- _Stored data entries_:
= = = = = = =

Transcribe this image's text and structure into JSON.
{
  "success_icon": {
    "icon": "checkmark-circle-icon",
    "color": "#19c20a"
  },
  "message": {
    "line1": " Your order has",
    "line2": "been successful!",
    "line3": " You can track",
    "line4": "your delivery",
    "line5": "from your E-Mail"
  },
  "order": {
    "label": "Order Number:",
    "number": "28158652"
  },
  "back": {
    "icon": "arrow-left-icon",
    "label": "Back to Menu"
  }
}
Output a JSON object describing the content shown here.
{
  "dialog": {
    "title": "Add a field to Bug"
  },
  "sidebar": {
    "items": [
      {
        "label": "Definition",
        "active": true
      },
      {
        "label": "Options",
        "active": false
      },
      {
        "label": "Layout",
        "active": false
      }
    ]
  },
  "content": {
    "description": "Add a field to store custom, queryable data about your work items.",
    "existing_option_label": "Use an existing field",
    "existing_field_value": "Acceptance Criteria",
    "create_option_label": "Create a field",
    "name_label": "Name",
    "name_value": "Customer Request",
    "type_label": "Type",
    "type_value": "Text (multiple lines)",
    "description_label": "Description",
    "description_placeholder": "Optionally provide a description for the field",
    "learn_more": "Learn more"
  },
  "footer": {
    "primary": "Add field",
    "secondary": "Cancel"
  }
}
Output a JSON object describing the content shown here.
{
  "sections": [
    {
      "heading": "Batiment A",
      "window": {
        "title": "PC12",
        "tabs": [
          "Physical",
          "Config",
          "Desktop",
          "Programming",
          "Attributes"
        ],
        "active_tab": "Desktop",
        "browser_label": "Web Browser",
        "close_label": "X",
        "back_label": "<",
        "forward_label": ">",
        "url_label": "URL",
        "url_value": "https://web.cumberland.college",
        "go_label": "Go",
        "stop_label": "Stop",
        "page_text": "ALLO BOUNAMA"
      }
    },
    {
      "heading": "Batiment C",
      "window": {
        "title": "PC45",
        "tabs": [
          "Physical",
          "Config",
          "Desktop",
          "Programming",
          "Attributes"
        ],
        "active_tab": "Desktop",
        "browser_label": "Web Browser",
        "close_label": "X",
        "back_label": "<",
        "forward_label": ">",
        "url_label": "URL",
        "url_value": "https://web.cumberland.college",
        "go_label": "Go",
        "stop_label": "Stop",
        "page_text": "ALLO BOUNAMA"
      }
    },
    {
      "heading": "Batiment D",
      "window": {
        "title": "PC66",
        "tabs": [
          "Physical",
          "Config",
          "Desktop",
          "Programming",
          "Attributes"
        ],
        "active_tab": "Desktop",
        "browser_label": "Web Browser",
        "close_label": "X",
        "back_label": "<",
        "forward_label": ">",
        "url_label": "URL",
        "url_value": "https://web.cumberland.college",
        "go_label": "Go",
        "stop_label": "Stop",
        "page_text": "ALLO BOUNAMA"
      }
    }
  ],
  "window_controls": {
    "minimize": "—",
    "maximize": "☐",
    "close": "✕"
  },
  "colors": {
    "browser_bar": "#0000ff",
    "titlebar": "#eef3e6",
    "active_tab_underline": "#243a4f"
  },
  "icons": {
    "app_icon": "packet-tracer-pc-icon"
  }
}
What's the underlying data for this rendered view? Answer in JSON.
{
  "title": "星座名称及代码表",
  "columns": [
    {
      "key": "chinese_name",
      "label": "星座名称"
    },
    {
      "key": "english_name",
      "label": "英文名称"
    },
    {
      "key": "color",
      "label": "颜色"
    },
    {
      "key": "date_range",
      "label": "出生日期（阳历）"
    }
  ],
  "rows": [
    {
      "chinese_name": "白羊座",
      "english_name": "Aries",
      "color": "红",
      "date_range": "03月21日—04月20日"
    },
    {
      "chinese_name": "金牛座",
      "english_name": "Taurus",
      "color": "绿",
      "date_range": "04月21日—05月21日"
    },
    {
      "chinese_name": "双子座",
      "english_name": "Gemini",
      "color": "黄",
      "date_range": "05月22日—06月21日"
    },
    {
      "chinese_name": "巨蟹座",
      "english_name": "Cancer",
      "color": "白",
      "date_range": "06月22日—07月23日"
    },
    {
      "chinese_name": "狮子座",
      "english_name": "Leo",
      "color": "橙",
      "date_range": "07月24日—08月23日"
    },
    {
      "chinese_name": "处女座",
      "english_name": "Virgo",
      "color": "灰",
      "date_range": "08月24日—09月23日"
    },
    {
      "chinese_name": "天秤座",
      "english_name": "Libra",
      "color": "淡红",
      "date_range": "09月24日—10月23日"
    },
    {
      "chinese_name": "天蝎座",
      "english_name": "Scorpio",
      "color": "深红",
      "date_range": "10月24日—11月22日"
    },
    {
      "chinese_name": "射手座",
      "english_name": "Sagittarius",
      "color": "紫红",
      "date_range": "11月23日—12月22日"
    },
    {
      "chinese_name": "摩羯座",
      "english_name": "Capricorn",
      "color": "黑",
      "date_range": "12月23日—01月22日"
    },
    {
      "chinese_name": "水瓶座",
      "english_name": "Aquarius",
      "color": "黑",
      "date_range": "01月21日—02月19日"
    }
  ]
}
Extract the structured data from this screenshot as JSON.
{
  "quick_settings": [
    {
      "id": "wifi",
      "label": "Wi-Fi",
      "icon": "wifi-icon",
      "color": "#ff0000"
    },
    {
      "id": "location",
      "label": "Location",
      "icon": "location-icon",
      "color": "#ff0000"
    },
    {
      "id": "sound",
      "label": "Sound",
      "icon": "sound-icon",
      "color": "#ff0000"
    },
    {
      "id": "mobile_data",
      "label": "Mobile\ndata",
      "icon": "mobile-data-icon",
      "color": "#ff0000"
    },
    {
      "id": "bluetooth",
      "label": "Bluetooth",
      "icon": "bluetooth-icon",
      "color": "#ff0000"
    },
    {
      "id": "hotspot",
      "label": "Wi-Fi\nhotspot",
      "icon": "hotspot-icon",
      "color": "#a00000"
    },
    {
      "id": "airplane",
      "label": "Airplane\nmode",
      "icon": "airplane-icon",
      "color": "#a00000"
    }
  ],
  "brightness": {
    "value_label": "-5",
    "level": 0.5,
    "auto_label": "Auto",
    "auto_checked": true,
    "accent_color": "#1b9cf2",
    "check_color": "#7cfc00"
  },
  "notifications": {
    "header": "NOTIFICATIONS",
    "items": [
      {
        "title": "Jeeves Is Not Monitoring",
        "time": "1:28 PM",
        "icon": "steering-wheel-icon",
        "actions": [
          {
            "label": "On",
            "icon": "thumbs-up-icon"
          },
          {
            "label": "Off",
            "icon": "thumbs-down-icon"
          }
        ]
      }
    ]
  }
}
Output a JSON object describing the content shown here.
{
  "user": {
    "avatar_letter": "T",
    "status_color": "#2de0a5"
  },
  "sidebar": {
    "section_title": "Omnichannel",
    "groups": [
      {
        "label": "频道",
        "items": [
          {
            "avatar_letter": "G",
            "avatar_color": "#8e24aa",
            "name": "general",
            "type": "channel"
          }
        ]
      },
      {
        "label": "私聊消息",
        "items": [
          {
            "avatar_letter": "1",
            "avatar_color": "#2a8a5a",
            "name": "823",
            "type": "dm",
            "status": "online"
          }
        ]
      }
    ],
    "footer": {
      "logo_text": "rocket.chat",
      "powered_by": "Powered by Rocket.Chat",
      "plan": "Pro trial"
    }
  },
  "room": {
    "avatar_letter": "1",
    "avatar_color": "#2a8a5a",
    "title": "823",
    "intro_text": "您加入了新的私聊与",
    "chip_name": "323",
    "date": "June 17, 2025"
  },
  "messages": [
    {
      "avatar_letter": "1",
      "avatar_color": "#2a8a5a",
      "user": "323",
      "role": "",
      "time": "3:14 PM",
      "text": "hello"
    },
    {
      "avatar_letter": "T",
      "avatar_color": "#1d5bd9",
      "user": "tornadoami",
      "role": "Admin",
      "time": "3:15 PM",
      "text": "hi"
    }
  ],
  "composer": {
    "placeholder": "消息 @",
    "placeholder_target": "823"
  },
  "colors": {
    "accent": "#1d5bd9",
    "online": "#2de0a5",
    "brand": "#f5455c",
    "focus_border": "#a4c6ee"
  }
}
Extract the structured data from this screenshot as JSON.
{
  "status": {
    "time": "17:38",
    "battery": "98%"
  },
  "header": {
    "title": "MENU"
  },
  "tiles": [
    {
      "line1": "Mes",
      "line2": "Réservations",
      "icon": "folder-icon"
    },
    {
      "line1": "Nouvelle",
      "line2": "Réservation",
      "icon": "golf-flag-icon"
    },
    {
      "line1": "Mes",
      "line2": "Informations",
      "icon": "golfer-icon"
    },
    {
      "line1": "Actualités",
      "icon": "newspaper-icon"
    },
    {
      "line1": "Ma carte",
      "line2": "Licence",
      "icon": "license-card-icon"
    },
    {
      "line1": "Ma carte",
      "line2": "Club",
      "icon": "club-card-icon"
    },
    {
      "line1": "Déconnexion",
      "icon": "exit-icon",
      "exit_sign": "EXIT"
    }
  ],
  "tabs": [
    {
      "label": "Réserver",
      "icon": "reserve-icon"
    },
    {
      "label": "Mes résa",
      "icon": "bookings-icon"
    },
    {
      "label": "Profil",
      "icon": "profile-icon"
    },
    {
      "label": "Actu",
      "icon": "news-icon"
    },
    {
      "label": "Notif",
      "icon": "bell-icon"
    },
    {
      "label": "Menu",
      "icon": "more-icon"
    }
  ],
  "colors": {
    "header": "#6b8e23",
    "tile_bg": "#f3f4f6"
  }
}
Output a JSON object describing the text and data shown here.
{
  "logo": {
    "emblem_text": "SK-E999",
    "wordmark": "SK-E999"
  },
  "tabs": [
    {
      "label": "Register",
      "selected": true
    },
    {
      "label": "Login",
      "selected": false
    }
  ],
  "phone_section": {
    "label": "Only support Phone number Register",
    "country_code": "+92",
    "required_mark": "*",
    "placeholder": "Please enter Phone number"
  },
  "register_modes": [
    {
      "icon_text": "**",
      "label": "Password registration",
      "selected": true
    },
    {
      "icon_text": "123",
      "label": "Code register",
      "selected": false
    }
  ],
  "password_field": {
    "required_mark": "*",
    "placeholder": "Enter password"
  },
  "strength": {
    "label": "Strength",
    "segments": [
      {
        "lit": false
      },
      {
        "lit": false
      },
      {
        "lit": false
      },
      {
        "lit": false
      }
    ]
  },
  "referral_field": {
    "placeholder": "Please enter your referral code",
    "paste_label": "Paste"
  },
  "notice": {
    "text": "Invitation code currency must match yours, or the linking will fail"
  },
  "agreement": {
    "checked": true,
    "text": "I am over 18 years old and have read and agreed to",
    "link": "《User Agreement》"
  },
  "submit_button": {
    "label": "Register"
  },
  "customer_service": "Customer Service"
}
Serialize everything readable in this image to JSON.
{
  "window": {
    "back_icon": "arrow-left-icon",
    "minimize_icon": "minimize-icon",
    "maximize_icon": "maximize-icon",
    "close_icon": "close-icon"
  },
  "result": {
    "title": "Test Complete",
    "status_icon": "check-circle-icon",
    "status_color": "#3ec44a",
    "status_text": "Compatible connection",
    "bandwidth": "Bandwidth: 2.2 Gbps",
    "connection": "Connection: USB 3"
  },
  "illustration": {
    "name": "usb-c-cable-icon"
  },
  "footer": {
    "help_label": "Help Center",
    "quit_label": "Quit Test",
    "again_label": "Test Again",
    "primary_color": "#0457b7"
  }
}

= = = = = = =

- _What you will do_: Pick out each line in the material containing "circle".

- _Expected output_:
    "icon": "checkmark-circle-icon",
    "status_icon": "check-circle-icon",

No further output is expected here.